■ 简短任务:
将下列全部条目逐字逐行打印出来，不作任何改动。

■ 本题数据:
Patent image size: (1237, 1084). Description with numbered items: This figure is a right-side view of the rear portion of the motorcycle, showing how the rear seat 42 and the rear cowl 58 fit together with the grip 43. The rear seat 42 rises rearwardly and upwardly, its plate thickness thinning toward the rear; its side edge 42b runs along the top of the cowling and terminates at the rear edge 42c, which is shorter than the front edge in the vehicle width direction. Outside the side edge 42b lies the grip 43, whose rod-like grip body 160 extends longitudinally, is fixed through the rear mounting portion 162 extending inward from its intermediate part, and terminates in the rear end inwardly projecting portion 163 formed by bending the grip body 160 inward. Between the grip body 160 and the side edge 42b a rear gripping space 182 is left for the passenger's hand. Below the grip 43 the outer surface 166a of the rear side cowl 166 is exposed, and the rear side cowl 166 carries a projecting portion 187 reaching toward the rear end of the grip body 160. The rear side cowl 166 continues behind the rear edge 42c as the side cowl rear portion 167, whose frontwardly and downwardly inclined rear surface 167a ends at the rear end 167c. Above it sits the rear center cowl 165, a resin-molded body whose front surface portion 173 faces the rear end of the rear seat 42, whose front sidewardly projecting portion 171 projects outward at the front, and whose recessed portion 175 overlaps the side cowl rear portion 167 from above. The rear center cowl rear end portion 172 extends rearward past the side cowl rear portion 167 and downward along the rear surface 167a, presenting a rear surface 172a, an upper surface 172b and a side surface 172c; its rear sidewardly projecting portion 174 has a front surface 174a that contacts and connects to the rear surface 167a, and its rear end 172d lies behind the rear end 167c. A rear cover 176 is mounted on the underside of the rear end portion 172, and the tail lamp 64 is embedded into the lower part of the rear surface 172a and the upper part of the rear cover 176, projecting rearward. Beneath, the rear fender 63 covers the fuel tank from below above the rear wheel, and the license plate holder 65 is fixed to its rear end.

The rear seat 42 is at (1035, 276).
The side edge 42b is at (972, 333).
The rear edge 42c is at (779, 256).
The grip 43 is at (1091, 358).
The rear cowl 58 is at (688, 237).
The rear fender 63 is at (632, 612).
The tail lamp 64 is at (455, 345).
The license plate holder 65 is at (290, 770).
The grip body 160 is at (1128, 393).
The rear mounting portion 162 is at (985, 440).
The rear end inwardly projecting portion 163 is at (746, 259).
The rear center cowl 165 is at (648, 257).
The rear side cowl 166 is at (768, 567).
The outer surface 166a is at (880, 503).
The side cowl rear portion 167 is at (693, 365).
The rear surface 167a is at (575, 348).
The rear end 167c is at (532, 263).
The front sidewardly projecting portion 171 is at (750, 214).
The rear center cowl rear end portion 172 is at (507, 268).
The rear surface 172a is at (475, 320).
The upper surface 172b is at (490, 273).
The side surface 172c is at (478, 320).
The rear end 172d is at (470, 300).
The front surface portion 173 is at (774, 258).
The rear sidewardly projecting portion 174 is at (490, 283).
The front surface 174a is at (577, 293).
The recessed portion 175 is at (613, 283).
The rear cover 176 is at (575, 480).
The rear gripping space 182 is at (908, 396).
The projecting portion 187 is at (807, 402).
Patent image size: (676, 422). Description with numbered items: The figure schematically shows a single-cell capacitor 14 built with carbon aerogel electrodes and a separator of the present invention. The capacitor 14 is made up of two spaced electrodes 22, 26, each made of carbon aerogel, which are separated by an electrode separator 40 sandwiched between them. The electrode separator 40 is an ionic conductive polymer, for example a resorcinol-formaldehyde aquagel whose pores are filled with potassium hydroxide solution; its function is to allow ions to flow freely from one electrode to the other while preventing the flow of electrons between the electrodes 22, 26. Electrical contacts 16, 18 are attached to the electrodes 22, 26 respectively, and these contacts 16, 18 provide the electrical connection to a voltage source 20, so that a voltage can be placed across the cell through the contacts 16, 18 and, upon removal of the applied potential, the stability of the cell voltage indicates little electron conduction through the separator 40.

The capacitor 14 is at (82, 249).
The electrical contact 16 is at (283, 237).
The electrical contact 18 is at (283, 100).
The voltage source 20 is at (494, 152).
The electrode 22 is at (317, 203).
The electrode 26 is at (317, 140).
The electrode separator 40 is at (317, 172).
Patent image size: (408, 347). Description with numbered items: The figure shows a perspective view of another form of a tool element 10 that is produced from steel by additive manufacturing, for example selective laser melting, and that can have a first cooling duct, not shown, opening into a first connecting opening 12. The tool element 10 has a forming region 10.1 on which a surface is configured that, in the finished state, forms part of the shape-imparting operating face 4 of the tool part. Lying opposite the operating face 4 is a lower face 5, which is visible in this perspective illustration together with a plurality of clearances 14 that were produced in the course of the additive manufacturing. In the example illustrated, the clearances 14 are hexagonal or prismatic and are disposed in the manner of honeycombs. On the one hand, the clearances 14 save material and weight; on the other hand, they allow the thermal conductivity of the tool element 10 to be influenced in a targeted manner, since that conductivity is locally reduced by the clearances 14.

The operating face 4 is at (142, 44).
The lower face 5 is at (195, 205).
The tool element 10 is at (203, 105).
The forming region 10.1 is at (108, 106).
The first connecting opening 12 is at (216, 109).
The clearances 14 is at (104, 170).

■ 书面回答:
Patent image size: (1237, 1084). Description with numbered items: This figure is a right-side view of the rear portion of the motorcycle, showing how the rear seat 42 and the rear cowl 58 fit together with the grip 43. The rear seat 42 rises rearwardly and upwardly, its plate thickness thinning toward the rear; its side edge 42b runs along the top of the cowling and terminates at the rear edge 42c, which is shorter than the front edge in the vehicle width direction. Outside the side edge 42b lies the grip 43, whose rod-like grip body 160 extends longitudinally, is fixed through the rear mounting portion 162 extending inward from its intermediate part, and terminates in the rear end inwardly projecting portion 163 formed by bending the grip body 160 inward. Between the grip body 160 and the side edge 42b a rear gripping space 182 is left for the passenger's hand. Below the grip 43 the outer surface 166a of the rear side cowl 166 is exposed, and the rear side cowl 166 carries a projecting portion 187 reaching toward the rear end of the grip body 160. The rear side cowl 166 continues behind the rear edge 42c as the side cowl rear portion 167, whose frontwardly and downwardly inclined rear surface 167a ends at the rear end 167c. Above it sits the rear center cowl 165, a resin-molded body whose front surface portion 173 faces the rear end of the rear seat 42, whose front sidewardly projecting portion 171 projects outward at the front, and whose recessed portion 175 overlaps the side cowl rear portion 167 from above. The rear center cowl rear end portion 172 extends rearward past the side cowl rear portion 167 and downward along the rear surface 167a, presenting a rear surface 172a, an upper surface 172b and a side surface 172c; its rear sidewardly projecting portion 174 has a front surface 174a that contacts and connects to the rear surface 167a, and its rear end 172d lies behind the rear end 167c. A rear cover 176 is mounted on the underside of the rear end portion 172, and the tail lamp 64 is embedded into the lower part of the rear surface 172a and the upper part of the rear cover 176, projecting rearward. Beneath, the rear fender 63 covers the fuel tank from below above the rear wheel, and the license plate holder 65 is fixed to its rear end.

The rear seat 42 is at (1035, 276).
The side edge 42b is at (972, 333).
The rear edge 42c is at (779, 256).
The grip 43 is at (1091, 358).
The rear cowl 58 is at (688, 237).
The rear fender 63 is at (632, 612).
The tail lamp 64 is at (455, 345).
The license plate holder 65 is at (290, 770).
The grip body 160 is at (1128, 393).
The rear mounting portion 162 is at (985, 440).
The rear end inwardly projecting portion 163 is at (746, 259).
The rear center cowl 165 is at (648, 257).
The rear side cowl 166 is at (768, 567).
The outer surface 166a is at (880, 503).
The side cowl rear portion 167 is at (693, 365).
The rear surface 167a is at (575, 348).
The rear end 167c is at (532, 263).
The front sidewardly projecting portion 171 is at (750, 214).
The rear center cowl rear end portion 172 is at (507, 268).
The rear surface 172a is at (475, 320).
The upper surface 172b is at (490, 273).
The side surface 172c is at (478, 320).
The rear end 172d is at (470, 300).
The front surface portion 173 is at (774, 258).
The rear sidewardly projecting portion 174 is at (490, 283).
The front surface 174a is at (577, 293).
The recessed portion 175 is at (613, 283).
The rear cover 176 is at (575, 480).
The rear gripping space 182 is at (908, 396).
The projecting portion 187 is at (807, 402).
Patent image size: (676, 422). Description with numbered items: The figure schematically shows a single-cell capacitor 14 built with carbon aerogel electrodes and a separator of the present invention. The capacitor 14 is made up of two spaced electrodes 22, 26, each made of carbon aerogel, which are separated by an electrode separator 40 sandwiched between them. The electrode separator 40 is an ionic conductive polymer, for example a resorcinol-formaldehyde aquagel whose pores are filled with potassium hydroxide solution; its function is to allow ions to flow freely from one electrode to the other while preventing the flow of electrons between the electrodes 22, 26. Electrical contacts 16, 18 are attached to the electrodes 22, 26 respectively, and these contacts 16, 18 provide the electrical connection to a voltage source 20, so that a voltage can be placed across the cell through the contacts 16, 18 and, upon removal of the applied potential, the stability of the cell voltage indicates little electron conduction through the separator 40.

The capacitor 14 is at (82, 249).
The electrical contact 16 is at (283, 237).
The electrical contact 18 is at (283, 100).
The voltage source 20 is at (494, 152).
The electrode 22 is at (317, 203).
The electrode 26 is at (317, 140).
The electrode separator 40 is at (317, 172).
Patent image size: (408, 347). Description with numbered items: The figure shows a perspective view of another form of a tool element 10 that is produced from steel by additive manufacturing, for example selective laser melting, and that can have a first cooling duct, not shown, opening into a first connecting opening 12. The tool element 10 has a forming region 10.1 on which a surface is configured that, in the finished state, forms part of the shape-imparting operating face 4 of the tool part. Lying opposite the operating face 4 is a lower face 5, which is visible in this perspective illustration together with a plurality of clearances 14 that were produced in the course of the additive manufacturing. In the example illustrated, the clearances 14 are hexagonal or prismatic and are disposed in the manner of honeycombs. On the one hand, the clearances 14 save material and weight; on the other hand, they allow the thermal conductivity of the tool element 10 to be influenced in a targeted manner, since that conductivity is locally reduced by the clearances 14.

The operating face 4 is at (142, 44).
The lower face 5 is at (195, 205).
The tool element 10 is at (203, 105).
The forming region 10.1 is at (108, 106).
The first connecting opening 12 is at (216, 109).
The clearances 14 is at (104, 170).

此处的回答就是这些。